Filter these entries so that only lines with the word "this" remain.

BEGIN Data listing

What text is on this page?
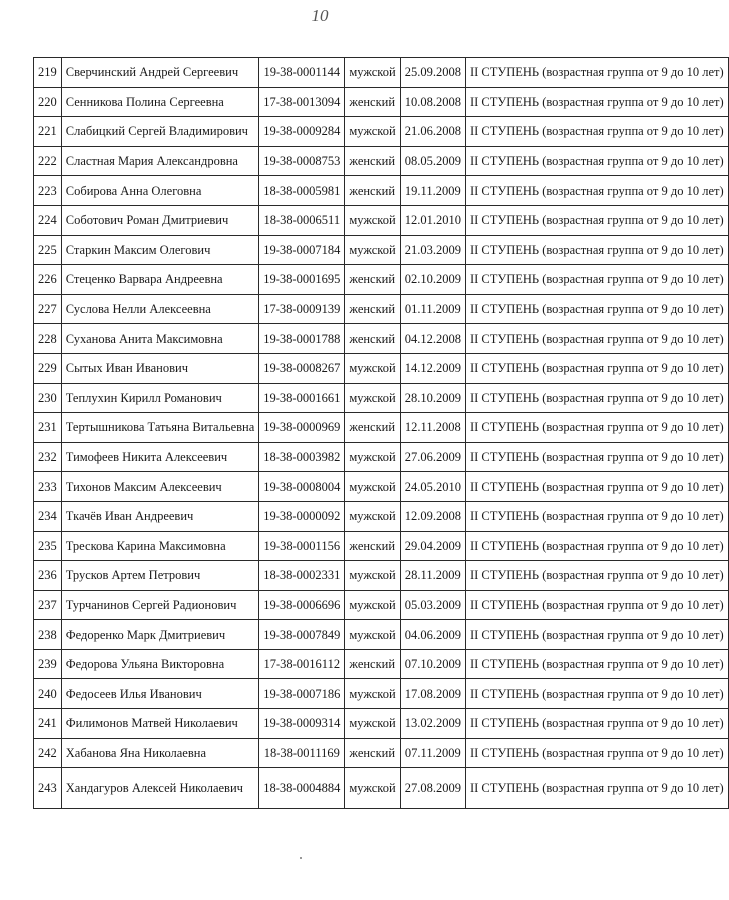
10
219	Сверчинский Андрей Сергеевич	19-38-0001144	мужской	25.09.2008	II СТУПЕНЬ (возрастная группа от 9 до 10 лет)
220	Сенникова Полина Сергеевна	17-38-0013094	женский	10.08.2008	II СТУПЕНЬ (возрастная группа от 9 до 10 лет)
221	Слабицкий Сергей Владимирович	19-38-0009284	мужской	21.06.2008	II СТУПЕНЬ (возрастная группа от 9 до 10 лет)
222	Сластная Мария Александровна	19-38-0008753	женский	08.05.2009	II СТУПЕНЬ (возрастная группа от 9 до 10 лет)
223	Собирова Анна Олеговна	18-38-0005981	женский	19.11.2009	II СТУПЕНЬ (возрастная группа от 9 до 10 лет)
224	Соботович Роман Дмитриевич	18-38-0006511	мужской	12.01.2010	II СТУПЕНЬ (возрастная группа от 9 до 10 лет)
225	Старкин Максим Олегович	19-38-0007184	мужской	21.03.2009	II СТУПЕНЬ (возрастная группа от 9 до 10 лет)
226	Стеценко Варвара Андреевна	19-38-0001695	женский	02.10.2009	II СТУПЕНЬ (возрастная группа от 9 до 10 лет)
227	Суслова Нелли Алексеевна	17-38-0009139	женский	01.11.2009	II СТУПЕНЬ (возрастная группа от 9 до 10 лет)
228	Суханова Анита Максимовна	19-38-0001788	женский	04.12.2008	II СТУПЕНЬ (возрастная группа от 9 до 10 лет)
229	Сытых Иван Иванович	19-38-0008267	мужской	14.12.2009	II СТУПЕНЬ (возрастная группа от 9 до 10 лет)
230	Теплухин Кирилл Романович	19-38-0001661	мужской	28.10.2009	II СТУПЕНЬ (возрастная группа от 9 до 10 лет)
231	Тертышникова Татьяна Витальевна	19-38-0000969	женский	12.11.2008	II СТУПЕНЬ (возрастная группа от 9 до 10 лет)
232	Тимофеев Никита Алексеевич	18-38-0003982	мужской	27.06.2009	II СТУПЕНЬ (возрастная группа от 9 до 10 лет)
233	Тихонов Максим Алексеевич	19-38-0008004	мужской	24.05.2010	II СТУПЕНЬ (возрастная группа от 9 до 10 лет)
234	Ткачёв Иван Андреевич	19-38-0000092	мужской	12.09.2008	II СТУПЕНЬ (возрастная группа от 9 до 10 лет)
235	Трескова Карина Максимовна	19-38-0001156	женский	29.04.2009	II СТУПЕНЬ (возрастная группа от 9 до 10 лет)
236	Трусков Артем Петрович	18-38-0002331	мужской	28.11.2009	II СТУПЕНЬ (возрастная группа от 9 до 10 лет)
237	Турчанинов Сергей Радионович	19-38-0006696	мужской	05.03.2009	II СТУПЕНЬ (возрастная группа от 9 до 10 лет)
238	Федоренко Марк Дмитриевич	19-38-0007849	мужской	04.06.2009	II СТУПЕНЬ (возрастная группа от 9 до 10 лет)
239	Федорова Ульяна Викторовна	17-38-0016112	женский	07.10.2009	II СТУПЕНЬ (возрастная группа от 9 до 10 лет)
240	Федосеев Илья Иванович	19-38-0007186	мужской	17.08.2009	II СТУПЕНЬ (возрастная группа от 9 до 10 лет)
241	Филимонов Матвей Николаевич	19-38-0009314	мужской	13.02.2009	II СТУПЕНЬ (возрастная группа от 9 до 10 лет)
242	Хабанова Яна Николаевна	18-38-0011169	женский	07.11.2009	II СТУПЕНЬ (возрастная группа от 9 до 10 лет)
243	Хандагуров Алексей Николаевич	18-38-0004884	мужской	27.08.2009	II СТУПЕНЬ (возрастная группа от 9 до 10 лет)
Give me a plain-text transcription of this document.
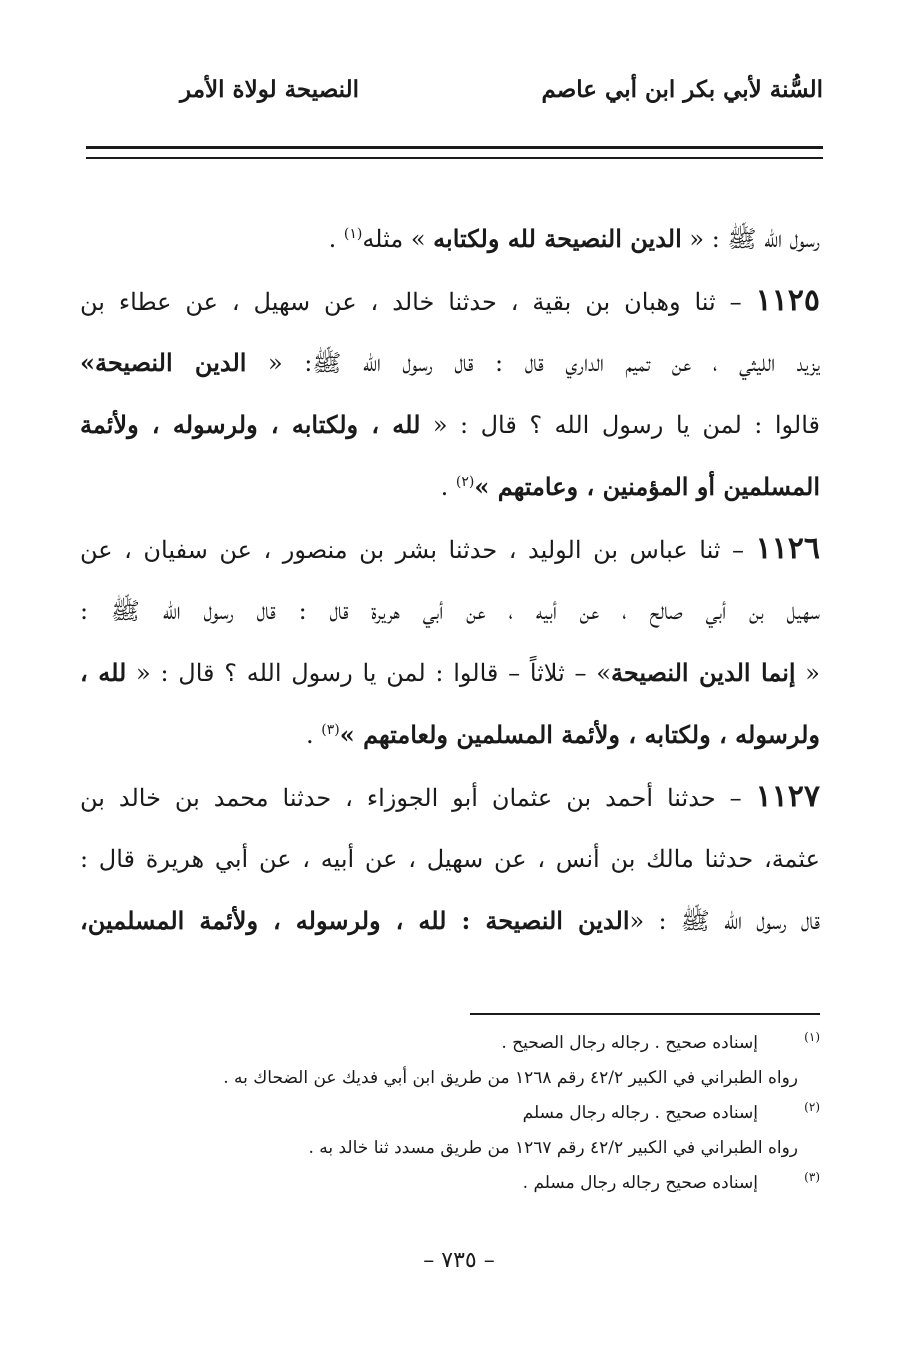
السُّنة لأبي بكر ابن أبي عاصم
النصيحة لولاة الأمر
رسول الله ﷺ : « الدين النصيحة لله ولكتابه » مثله$^{(١)}$ .
١١٢٥ – ثنا وهبان بن بقية ، حدثنا خالد ، عن سهيل ، عن عطاء بن
يزيد الليثي ، عن تميم الداري قال : قال رسول الله ﷺ: « الدين النصيحة»
قالوا : لمن يا رسول الله ؟ قال : « لله ، ولكتابه ، ولرسوله ، ولأئمة
المسلمين أو المؤمنين ، وعامتهم »$^{(٢)}$ .
١١٢٦ – ثنا عباس بن الوليد ، حدثنا بشر بن منصور ، عن سفيان ، عن
سهيل بن أبي صالح ، عن أبيه ، عن أبي هريرة قال : قال رسول الله ﷺ :
« إنما الدين النصيحة» – ثلاثاً – قالوا : لمن يا رسول الله ؟ قال : « لله ،
ولرسوله ، ولكتابه ، ولأئمة المسلمين ولعامتهم »$^{(٣)}$ .
١١٢٧ – حدثنا أحمد بن عثمان أبو الجوزاء ، حدثنا محمد بن خالد بن
عثمة، حدثنا مالك بن أنس ، عن سهيل ، عن أبيه ، عن أبي هريرة قال :
قال رسول الله ﷺ : «الدين النصيحة : لله ، ولرسوله ، ولأئمة المسلمين،
(١)
إسناده صحيح . رجاله رجال الصحيح .
رواه الطبراني في الكبير ٤٢/٢ رقم ١٢٦٨ من طريق ابن أبي فديك عن الضحاك به .
(٢)
إسناده صحيح . رجاله رجال مسلم
رواه الطبراني في الكبير ٤٢/٢ رقم ١٢٦٧ من طريق مسدد ثنا خالد به .
(٣)
إسناده صحيح رجاله رجال مسلم .
– ٧٣٥ –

END Data listing

■ The reply
What text is on this page?
Give me a plain-text transcription of this document.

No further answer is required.